Directive:
Copy whichever lines contain the string "this".

Data rows:

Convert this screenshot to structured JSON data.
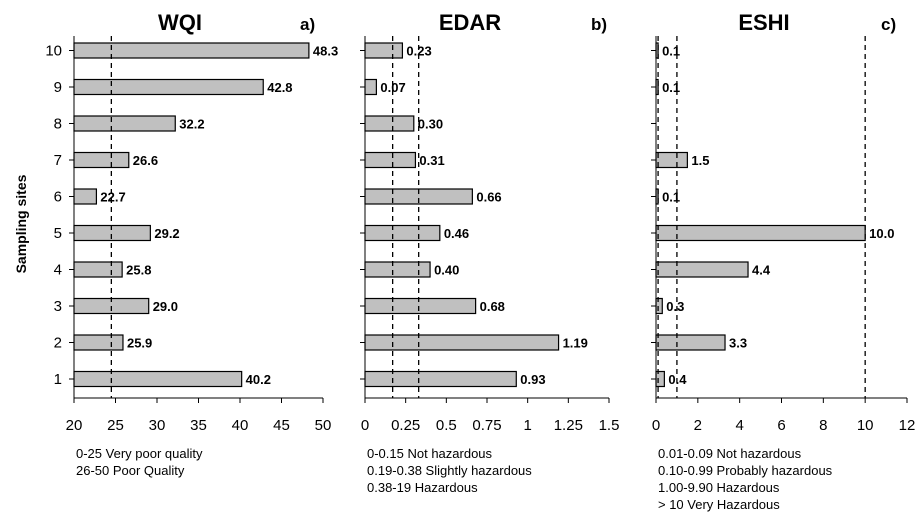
{
  "ylabel": "Sampling sites",
  "chart_data": [
    {
      "type": "bar",
      "orientation": "horizontal",
      "title": "WQI",
      "panel": "a)",
      "categories": [
        "1",
        "2",
        "3",
        "4",
        "5",
        "6",
        "7",
        "8",
        "9",
        "10"
      ],
      "values": [
        40.2,
        25.9,
        29.0,
        25.8,
        29.2,
        22.7,
        26.6,
        32.2,
        42.8,
        48.3
      ],
      "value_labels": [
        "40.2",
        "25.9",
        "29.0",
        "25.8",
        "29.2",
        "22.7",
        "26.6",
        "32.2",
        "42.8",
        "48.3"
      ],
      "xlim": [
        20,
        50
      ],
      "xticks": [
        20,
        25,
        30,
        35,
        40,
        45,
        50
      ],
      "xtick_labels": [
        "20",
        "25",
        "30",
        "35",
        "40",
        "45",
        "50"
      ],
      "reference_lines": [
        24.5
      ],
      "legend": [
        "0-25 Very poor quality",
        "26-50 Poor Quality"
      ]
    },
    {
      "type": "bar",
      "orientation": "horizontal",
      "title": "EDAR",
      "panel": "b)",
      "categories": [
        "1",
        "2",
        "3",
        "4",
        "5",
        "6",
        "7",
        "8",
        "9",
        "10"
      ],
      "values": [
        0.93,
        1.19,
        0.68,
        0.4,
        0.46,
        0.66,
        0.31,
        0.3,
        0.07,
        0.23
      ],
      "value_labels": [
        "0.93",
        "1.19",
        "0.68",
        "0.40",
        "0.46",
        "0.66",
        "0.31",
        "0.30",
        "0.07",
        "0.23"
      ],
      "xlim": [
        0,
        1.5
      ],
      "xticks": [
        0,
        0.25,
        0.5,
        0.75,
        1,
        1.25,
        1.5
      ],
      "xtick_labels": [
        "0",
        "0.25",
        "0.5",
        "0.75",
        "1",
        "1.25",
        "1.5"
      ],
      "reference_lines": [
        0.17,
        0.33
      ],
      "legend": [
        "0-0.15 Not hazardous",
        "0.19-0.38 Slightly hazardous",
        "0.38-19 Hazardous"
      ]
    },
    {
      "type": "bar",
      "orientation": "horizontal",
      "title": "ESHI",
      "panel": "c)",
      "categories": [
        "1",
        "2",
        "3",
        "4",
        "5",
        "6",
        "7",
        "8",
        "9",
        "10"
      ],
      "values": [
        0.4,
        3.3,
        0.3,
        4.4,
        10.0,
        0.1,
        1.5,
        0.0,
        0.1,
        0.1
      ],
      "value_labels": [
        "0.4",
        "3.3",
        "0.3",
        "4.4",
        "10.0",
        "0.1",
        "1.5",
        "",
        "0.1",
        "0.1"
      ],
      "xlim": [
        0,
        12
      ],
      "xticks": [
        0,
        2,
        4,
        6,
        8,
        10,
        12
      ],
      "xtick_labels": [
        "0",
        "2",
        "4",
        "6",
        "8",
        "10",
        "12"
      ],
      "reference_lines": [
        0.1,
        1.0,
        10.0
      ],
      "legend": [
        "0.01-0.09 Not hazardous",
        "0.10-0.99 Probably hazardous",
        "1.00-9.90 Hazardous",
        "> 10 Very Hazardous"
      ]
    }
  ]
}
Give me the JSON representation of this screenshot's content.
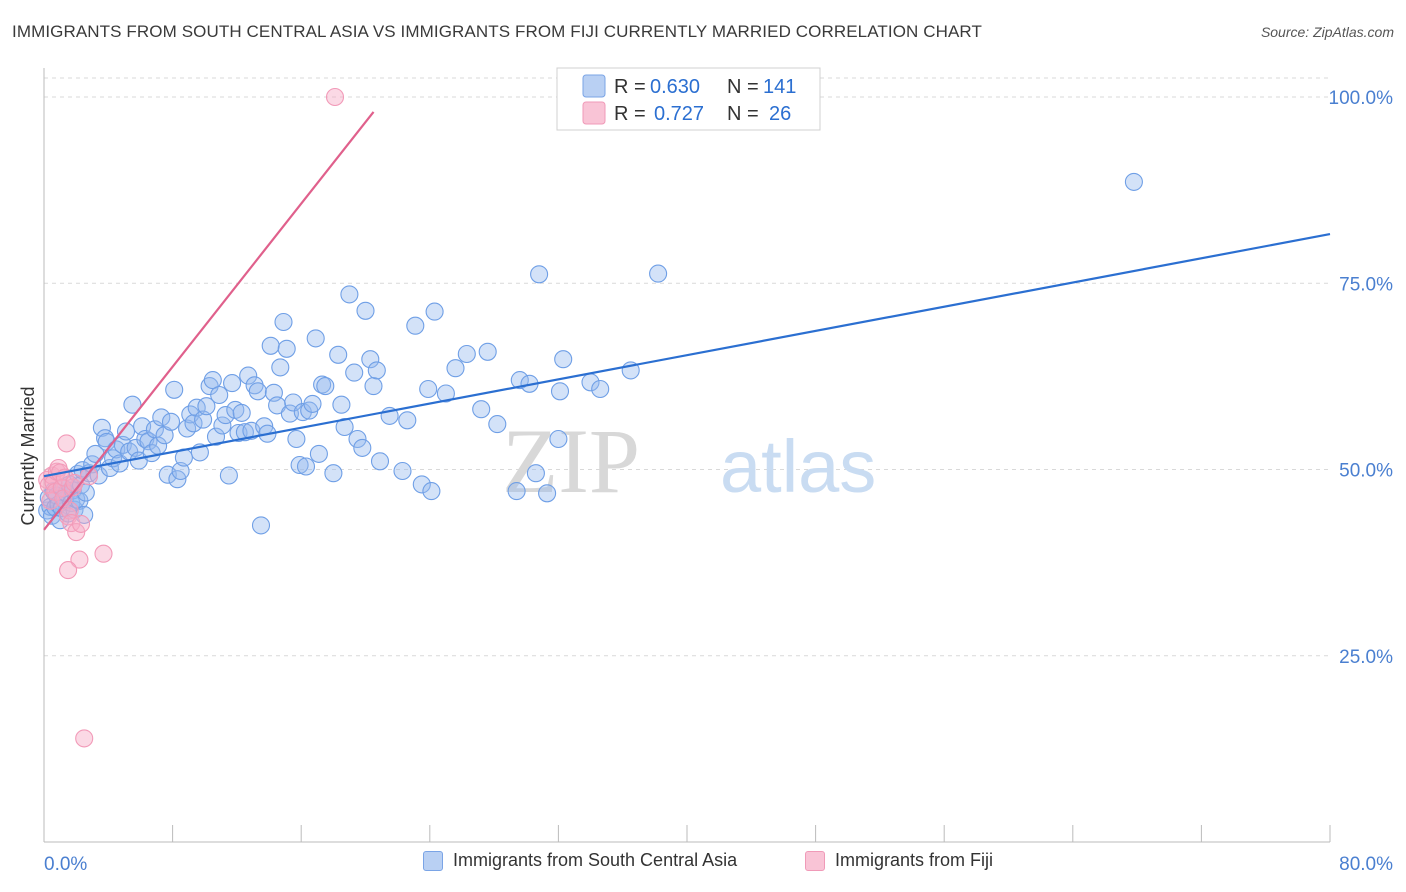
{
  "header": {
    "title": "IMMIGRANTS FROM SOUTH CENTRAL ASIA VS IMMIGRANTS FROM FIJI CURRENTLY MARRIED CORRELATION CHART",
    "source": "Source: ZipAtlas.com"
  },
  "watermark": {
    "part1": "ZIP",
    "part2": "atlas"
  },
  "colors": {
    "blue": "#6f9fe6",
    "blue_line": "#2b6fd1",
    "pink": "#f29ab8",
    "pink_line": "#e0608c",
    "axis_text": "#4a7fd0",
    "grid": "#d9d9d9"
  },
  "legend": {
    "rows": [
      {
        "r_label": "R =",
        "r_value": "0.630",
        "n_label": "N =",
        "n_value": "141",
        "color": "blue"
      },
      {
        "r_label": "R =",
        "r_value": "0.727",
        "n_label": "N =",
        "n_value": "26",
        "color": "pink"
      }
    ]
  },
  "bottom_legend": [
    {
      "label": "Immigrants from South Central Asia",
      "color": "blue"
    },
    {
      "label": "Immigrants from Fiji",
      "color": "pink"
    }
  ],
  "chart_data": {
    "type": "scatter",
    "title": "IMMIGRANTS FROM SOUTH CENTRAL ASIA VS IMMIGRANTS FROM FIJI CURRENTLY MARRIED CORRELATION CHART",
    "xlabel": "",
    "ylabel": "Currently Married",
    "xlim": [
      0,
      80
    ],
    "ylim": [
      0,
      105
    ],
    "x_ticks_labeled": [
      "0.0%",
      "80.0%"
    ],
    "y_ticks": [
      25,
      50,
      75,
      100
    ],
    "y_tick_labels": [
      "25.0%",
      "50.0%",
      "75.0%",
      "100.0%"
    ],
    "grid": "horizontal dashed",
    "legend_position": "top-center",
    "series": [
      {
        "name": "Immigrants from South Central Asia",
        "color": "blue",
        "R": 0.63,
        "N": 141,
        "trend": {
          "x": [
            0,
            80
          ],
          "y": [
            49.1,
            81.6
          ]
        },
        "points": [
          [
            0.2,
            44.5
          ],
          [
            0.3,
            46.2
          ],
          [
            0.4,
            45.0
          ],
          [
            0.5,
            43.8
          ],
          [
            0.6,
            47.1
          ],
          [
            0.7,
            44.9
          ],
          [
            0.8,
            46.5
          ],
          [
            0.9,
            45.3
          ],
          [
            1.0,
            43.2
          ],
          [
            1.1,
            44.8
          ],
          [
            1.2,
            47.5
          ],
          [
            1.3,
            45.9
          ],
          [
            1.4,
            46.8
          ],
          [
            1.5,
            44.1
          ],
          [
            1.6,
            48.0
          ],
          [
            1.7,
            45.5
          ],
          [
            1.8,
            47.2
          ],
          [
            1.9,
            44.6
          ],
          [
            2.0,
            46.0
          ],
          [
            2.1,
            49.4
          ],
          [
            2.2,
            45.8
          ],
          [
            2.3,
            47.9
          ],
          [
            2.4,
            49.9
          ],
          [
            2.5,
            43.9
          ],
          [
            2.6,
            46.9
          ],
          [
            2.8,
            49.5
          ],
          [
            3.0,
            50.7
          ],
          [
            3.2,
            52.1
          ],
          [
            3.4,
            49.2
          ],
          [
            3.6,
            55.6
          ],
          [
            3.8,
            54.2
          ],
          [
            3.9,
            53.7
          ],
          [
            4.1,
            50.2
          ],
          [
            4.3,
            51.5
          ],
          [
            4.5,
            52.7
          ],
          [
            4.7,
            50.8
          ],
          [
            4.9,
            53.3
          ],
          [
            5.1,
            55.1
          ],
          [
            5.3,
            52.4
          ],
          [
            5.5,
            58.7
          ],
          [
            5.7,
            52.9
          ],
          [
            5.9,
            51.2
          ],
          [
            6.1,
            55.8
          ],
          [
            6.3,
            54.1
          ],
          [
            6.5,
            53.8
          ],
          [
            6.7,
            52.2
          ],
          [
            6.9,
            55.4
          ],
          [
            7.1,
            53.2
          ],
          [
            7.3,
            57.0
          ],
          [
            7.5,
            54.6
          ],
          [
            7.7,
            49.3
          ],
          [
            7.9,
            56.4
          ],
          [
            8.1,
            60.7
          ],
          [
            8.3,
            48.7
          ],
          [
            8.5,
            49.8
          ],
          [
            8.7,
            51.6
          ],
          [
            8.9,
            55.5
          ],
          [
            9.1,
            57.4
          ],
          [
            9.3,
            56.2
          ],
          [
            9.5,
            58.3
          ],
          [
            9.7,
            52.3
          ],
          [
            9.9,
            56.7
          ],
          [
            10.1,
            58.5
          ],
          [
            10.3,
            61.2
          ],
          [
            10.5,
            62.0
          ],
          [
            10.7,
            54.4
          ],
          [
            10.9,
            60.0
          ],
          [
            11.1,
            55.9
          ],
          [
            11.3,
            57.3
          ],
          [
            11.5,
            49.2
          ],
          [
            11.7,
            61.6
          ],
          [
            11.9,
            58.0
          ],
          [
            12.1,
            54.9
          ],
          [
            12.3,
            57.6
          ],
          [
            12.5,
            55.0
          ],
          [
            12.7,
            62.6
          ],
          [
            12.9,
            55.2
          ],
          [
            13.1,
            61.3
          ],
          [
            13.3,
            60.5
          ],
          [
            13.5,
            42.5
          ],
          [
            13.7,
            55.8
          ],
          [
            13.9,
            54.8
          ],
          [
            14.1,
            66.6
          ],
          [
            14.3,
            60.3
          ],
          [
            14.5,
            58.6
          ],
          [
            14.7,
            63.7
          ],
          [
            14.9,
            69.8
          ],
          [
            15.1,
            66.2
          ],
          [
            15.3,
            57.5
          ],
          [
            15.5,
            59.0
          ],
          [
            15.7,
            54.1
          ],
          [
            15.9,
            50.6
          ],
          [
            16.1,
            57.7
          ],
          [
            16.3,
            50.4
          ],
          [
            16.5,
            57.9
          ],
          [
            16.7,
            58.8
          ],
          [
            16.9,
            67.6
          ],
          [
            17.1,
            52.1
          ],
          [
            17.3,
            61.4
          ],
          [
            17.5,
            61.2
          ],
          [
            18.0,
            49.5
          ],
          [
            18.3,
            65.4
          ],
          [
            18.5,
            58.7
          ],
          [
            18.7,
            55.7
          ],
          [
            19.0,
            73.5
          ],
          [
            19.3,
            63.0
          ],
          [
            19.5,
            54.1
          ],
          [
            19.8,
            52.9
          ],
          [
            20.0,
            71.3
          ],
          [
            20.3,
            64.8
          ],
          [
            20.5,
            61.2
          ],
          [
            20.7,
            63.3
          ],
          [
            20.9,
            51.1
          ],
          [
            21.5,
            57.2
          ],
          [
            22.3,
            49.8
          ],
          [
            22.6,
            56.6
          ],
          [
            23.1,
            69.3
          ],
          [
            23.5,
            48.0
          ],
          [
            23.9,
            60.8
          ],
          [
            24.1,
            47.1
          ],
          [
            24.3,
            71.2
          ],
          [
            25.0,
            60.2
          ],
          [
            25.6,
            63.6
          ],
          [
            26.3,
            65.5
          ],
          [
            27.2,
            58.1
          ],
          [
            27.6,
            65.8
          ],
          [
            28.2,
            56.1
          ],
          [
            29.4,
            47.1
          ],
          [
            29.6,
            62.0
          ],
          [
            30.2,
            61.5
          ],
          [
            30.6,
            49.5
          ],
          [
            30.8,
            76.2
          ],
          [
            31.3,
            46.8
          ],
          [
            32.0,
            54.1
          ],
          [
            32.1,
            60.5
          ],
          [
            32.3,
            64.8
          ],
          [
            34.0,
            61.7
          ],
          [
            34.6,
            60.8
          ],
          [
            36.5,
            63.3
          ],
          [
            38.2,
            76.3
          ],
          [
            67.8,
            88.6
          ]
        ]
      },
      {
        "name": "Immigrants from Fiji",
        "color": "pink",
        "R": 0.727,
        "N": 26,
        "trend": {
          "x": [
            0,
            20.5
          ],
          "y": [
            41.9,
            98.0
          ]
        },
        "points": [
          [
            0.2,
            48.6
          ],
          [
            0.3,
            47.9
          ],
          [
            0.4,
            45.8
          ],
          [
            0.5,
            49.2
          ],
          [
            0.6,
            48.2
          ],
          [
            0.7,
            47.0
          ],
          [
            0.8,
            49.7
          ],
          [
            0.9,
            50.2
          ],
          [
            1.0,
            49.6
          ],
          [
            1.1,
            47.5
          ],
          [
            1.2,
            46.1
          ],
          [
            1.3,
            48.9
          ],
          [
            1.4,
            53.5
          ],
          [
            1.5,
            43.7
          ],
          [
            1.6,
            44.5
          ],
          [
            1.7,
            42.8
          ],
          [
            1.8,
            47.6
          ],
          [
            1.9,
            48.2
          ],
          [
            2.0,
            41.6
          ],
          [
            2.2,
            37.9
          ],
          [
            1.5,
            36.5
          ],
          [
            2.3,
            42.7
          ],
          [
            3.7,
            38.7
          ],
          [
            2.5,
            13.9
          ],
          [
            18.1,
            100.0
          ],
          [
            2.8,
            49.1
          ]
        ]
      }
    ]
  }
}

Correct output:
Convert this screenshot to structured JSON data.
Give me the JSON representation of this screenshot's content.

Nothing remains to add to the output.